- [Request]: Reproduce each line exactly, including spacing and punctuation.

[start of Records for the exercise]

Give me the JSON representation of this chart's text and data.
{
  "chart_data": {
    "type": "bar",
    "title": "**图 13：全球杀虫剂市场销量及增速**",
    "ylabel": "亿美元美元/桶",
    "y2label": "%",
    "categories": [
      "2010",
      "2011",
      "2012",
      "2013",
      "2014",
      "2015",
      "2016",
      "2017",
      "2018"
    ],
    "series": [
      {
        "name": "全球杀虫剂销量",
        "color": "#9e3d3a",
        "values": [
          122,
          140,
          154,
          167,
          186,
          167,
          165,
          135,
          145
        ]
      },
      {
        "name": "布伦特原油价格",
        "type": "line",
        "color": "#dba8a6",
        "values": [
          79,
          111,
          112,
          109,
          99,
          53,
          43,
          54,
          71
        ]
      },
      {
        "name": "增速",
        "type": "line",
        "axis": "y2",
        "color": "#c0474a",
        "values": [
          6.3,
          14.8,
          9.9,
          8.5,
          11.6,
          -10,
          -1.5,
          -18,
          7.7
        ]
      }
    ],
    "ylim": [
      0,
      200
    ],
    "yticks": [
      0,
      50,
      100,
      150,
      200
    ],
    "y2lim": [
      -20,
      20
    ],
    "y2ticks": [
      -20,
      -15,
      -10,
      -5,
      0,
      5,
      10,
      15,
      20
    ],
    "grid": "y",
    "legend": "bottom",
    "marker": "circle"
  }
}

[end of Records for the exercise]

- [Result of this task]:
Give me the JSON representation of this chart's text and data.
{
  "chart_data": {
    "type": "bar",
    "title": "**图 13：全球杀虫剂市场销量及增速**",
    "ylabel": "亿美元美元/桶",
    "y2label": "%",
    "categories": [
      "2010",
      "2011",
      "2012",
      "2013",
      "2014",
      "2015",
      "2016",
      "2017",
      "2018"
    ],
    "series": [
      {
        "name": "全球杀虫剂销量",
        "color": "#9e3d3a",
        "values": [
          122,
          140,
          154,
          167,
          186,
          167,
          165,
          135,
          145
        ]
      },
      {
        "name": "布伦特原油价格",
        "type": "line",
        "color": "#dba8a6",
        "values": [
          79,
          111,
          112,
          109,
          99,
          53,
          43,
          54,
          71
        ]
      },
      {
        "name": "增速",
        "type": "line",
        "axis": "y2",
        "color": "#c0474a",
        "values": [
          6.3,
          14.8,
          9.9,
          8.5,
          11.6,
          -10,
          -1.5,
          -18,
          7.7
        ]
      }
    ],
    "ylim": [
      0,
      200
    ],
    "yticks": [
      0,
      50,
      100,
      150,
      200
    ],
    "y2lim": [
      -20,
      20
    ],
    "y2ticks": [
      -20,
      -15,
      -10,
      -5,
      0,
      5,
      10,
      15,
      20
    ],
    "grid": "y",
    "legend": "bottom",
    "marker": "circle"
  }
}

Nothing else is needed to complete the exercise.